**Problem statement:** Restate every entry word for word.

## begin Data supplied

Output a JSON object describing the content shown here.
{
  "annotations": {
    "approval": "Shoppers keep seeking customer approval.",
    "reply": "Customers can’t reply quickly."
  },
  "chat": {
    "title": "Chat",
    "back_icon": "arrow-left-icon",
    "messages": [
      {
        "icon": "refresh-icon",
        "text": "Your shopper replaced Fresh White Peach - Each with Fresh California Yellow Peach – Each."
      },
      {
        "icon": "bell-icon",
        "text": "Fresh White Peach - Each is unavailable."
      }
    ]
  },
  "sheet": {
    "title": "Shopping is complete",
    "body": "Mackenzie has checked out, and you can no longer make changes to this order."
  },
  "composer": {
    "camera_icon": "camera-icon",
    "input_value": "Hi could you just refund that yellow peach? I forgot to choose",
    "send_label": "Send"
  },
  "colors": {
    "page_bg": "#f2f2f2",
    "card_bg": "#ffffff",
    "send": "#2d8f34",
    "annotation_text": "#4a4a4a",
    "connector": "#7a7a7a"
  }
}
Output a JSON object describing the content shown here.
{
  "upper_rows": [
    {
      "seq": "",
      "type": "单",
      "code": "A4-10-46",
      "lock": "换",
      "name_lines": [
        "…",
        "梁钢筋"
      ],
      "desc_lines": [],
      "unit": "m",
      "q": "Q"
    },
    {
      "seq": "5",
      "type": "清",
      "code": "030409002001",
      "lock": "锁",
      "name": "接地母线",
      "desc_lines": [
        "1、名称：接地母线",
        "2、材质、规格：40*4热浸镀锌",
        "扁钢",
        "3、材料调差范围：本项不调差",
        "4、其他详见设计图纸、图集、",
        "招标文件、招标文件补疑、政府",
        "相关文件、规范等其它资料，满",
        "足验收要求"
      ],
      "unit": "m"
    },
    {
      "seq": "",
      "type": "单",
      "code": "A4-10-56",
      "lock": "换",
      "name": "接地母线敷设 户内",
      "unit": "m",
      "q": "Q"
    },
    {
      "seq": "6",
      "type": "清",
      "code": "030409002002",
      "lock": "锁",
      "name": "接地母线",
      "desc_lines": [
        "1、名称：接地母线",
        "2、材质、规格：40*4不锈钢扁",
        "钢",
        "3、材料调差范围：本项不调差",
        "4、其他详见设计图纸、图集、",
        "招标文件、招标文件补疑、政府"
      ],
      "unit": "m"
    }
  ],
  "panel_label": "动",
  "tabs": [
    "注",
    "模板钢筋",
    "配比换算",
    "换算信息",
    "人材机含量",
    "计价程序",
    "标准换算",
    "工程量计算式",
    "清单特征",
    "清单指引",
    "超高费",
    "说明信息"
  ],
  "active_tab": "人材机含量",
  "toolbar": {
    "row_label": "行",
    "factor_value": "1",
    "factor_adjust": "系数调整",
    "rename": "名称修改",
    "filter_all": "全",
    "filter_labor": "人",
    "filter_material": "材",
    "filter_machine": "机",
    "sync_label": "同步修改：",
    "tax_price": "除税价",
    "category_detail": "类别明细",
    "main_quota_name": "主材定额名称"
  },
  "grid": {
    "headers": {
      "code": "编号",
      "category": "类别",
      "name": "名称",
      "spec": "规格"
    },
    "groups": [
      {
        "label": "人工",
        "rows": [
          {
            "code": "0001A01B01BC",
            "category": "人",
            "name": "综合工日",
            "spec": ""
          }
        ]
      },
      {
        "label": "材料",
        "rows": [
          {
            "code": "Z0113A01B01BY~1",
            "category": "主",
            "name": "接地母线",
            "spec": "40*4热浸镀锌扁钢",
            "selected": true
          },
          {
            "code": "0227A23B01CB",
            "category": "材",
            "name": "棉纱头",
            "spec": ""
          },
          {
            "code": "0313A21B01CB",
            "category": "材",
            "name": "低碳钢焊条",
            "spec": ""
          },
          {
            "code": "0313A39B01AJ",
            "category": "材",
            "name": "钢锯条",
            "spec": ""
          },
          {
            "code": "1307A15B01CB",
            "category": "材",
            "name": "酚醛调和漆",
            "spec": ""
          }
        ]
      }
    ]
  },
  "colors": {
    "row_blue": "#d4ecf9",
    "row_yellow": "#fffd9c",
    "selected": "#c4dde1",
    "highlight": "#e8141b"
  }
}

## end Data supplied

**Reply:**
Output a JSON object describing the content shown here.
{
  "annotations": {
    "approval": "Shoppers keep seeking customer approval.",
    "reply": "Customers can’t reply quickly."
  },
  "chat": {
    "title": "Chat",
    "back_icon": "arrow-left-icon",
    "messages": [
      {
        "icon": "refresh-icon",
        "text": "Your shopper replaced Fresh White Peach - Each with Fresh California Yellow Peach – Each."
      },
      {
        "icon": "bell-icon",
        "text": "Fresh White Peach - Each is unavailable."
      }
    ]
  },
  "sheet": {
    "title": "Shopping is complete",
    "body": "Mackenzie has checked out, and you can no longer make changes to this order."
  },
  "composer": {
    "camera_icon": "camera-icon",
    "input_value": "Hi could you just refund that yellow peach? I forgot to choose",
    "send_label": "Send"
  },
  "colors": {
    "page_bg": "#f2f2f2",
    "card_bg": "#ffffff",
    "send": "#2d8f34",
    "annotation_text": "#4a4a4a",
    "connector": "#7a7a7a"
  }
}
Output a JSON object describing the content shown here.
{
  "upper_rows": [
    {
      "seq": "",
      "type": "单",
      "code": "A4-10-46",
      "lock": "换",
      "name_lines": [
        "…",
        "梁钢筋"
      ],
      "desc_lines": [],
      "unit": "m",
      "q": "Q"
    },
    {
      "seq": "5",
      "type": "清",
      "code": "030409002001",
      "lock": "锁",
      "name": "接地母线",
      "desc_lines": [
        "1、名称：接地母线",
        "2、材质、规格：40*4热浸镀锌",
        "扁钢",
        "3、材料调差范围：本项不调差",
        "4、其他详见设计图纸、图集、",
        "招标文件、招标文件补疑、政府",
        "相关文件、规范等其它资料，满",
        "足验收要求"
      ],
      "unit": "m"
    },
    {
      "seq": "",
      "type": "单",
      "code": "A4-10-56",
      "lock": "换",
      "name": "接地母线敷设 户内",
      "unit": "m",
      "q": "Q"
    },
    {
      "seq": "6",
      "type": "清",
      "code": "030409002002",
      "lock": "锁",
      "name": "接地母线",
      "desc_lines": [
        "1、名称：接地母线",
        "2、材质、规格：40*4不锈钢扁",
        "钢",
        "3、材料调差范围：本项不调差",
        "4、其他详见设计图纸、图集、",
        "招标文件、招标文件补疑、政府"
      ],
      "unit": "m"
    }
  ],
  "panel_label": "动",
  "tabs": [
    "注",
    "模板钢筋",
    "配比换算",
    "换算信息",
    "人材机含量",
    "计价程序",
    "标准换算",
    "工程量计算式",
    "清单特征",
    "清单指引",
    "超高费",
    "说明信息"
  ],
  "active_tab": "人材机含量",
  "toolbar": {
    "row_label": "行",
    "factor_value": "1",
    "factor_adjust": "系数调整",
    "rename": "名称修改",
    "filter_all": "全",
    "filter_labor": "人",
    "filter_material": "材",
    "filter_machine": "机",
    "sync_label": "同步修改：",
    "tax_price": "除税价",
    "category_detail": "类别明细",
    "main_quota_name": "主材定额名称"
  },
  "grid": {
    "headers": {
      "code": "编号",
      "category": "类别",
      "name": "名称",
      "spec": "规格"
    },
    "groups": [
      {
        "label": "人工",
        "rows": [
          {
            "code": "0001A01B01BC",
            "category": "人",
            "name": "综合工日",
            "spec": ""
          }
        ]
      },
      {
        "label": "材料",
        "rows": [
          {
            "code": "Z0113A01B01BY~1",
            "category": "主",
            "name": "接地母线",
            "spec": "40*4热浸镀锌扁钢",
            "selected": true
          },
          {
            "code": "0227A23B01CB",
            "category": "材",
            "name": "棉纱头",
            "spec": ""
          },
          {
            "code": "0313A21B01CB",
            "category": "材",
            "name": "低碳钢焊条",
            "spec": ""
          },
          {
            "code": "0313A39B01AJ",
            "category": "材",
            "name": "钢锯条",
            "spec": ""
          },
          {
            "code": "1307A15B01CB",
            "category": "材",
            "name": "酚醛调和漆",
            "spec": ""
          }
        ]
      }
    ]
  },
  "colors": {
    "row_blue": "#d4ecf9",
    "row_yellow": "#fffd9c",
    "selected": "#c4dde1",
    "highlight": "#e8141b"
  }
}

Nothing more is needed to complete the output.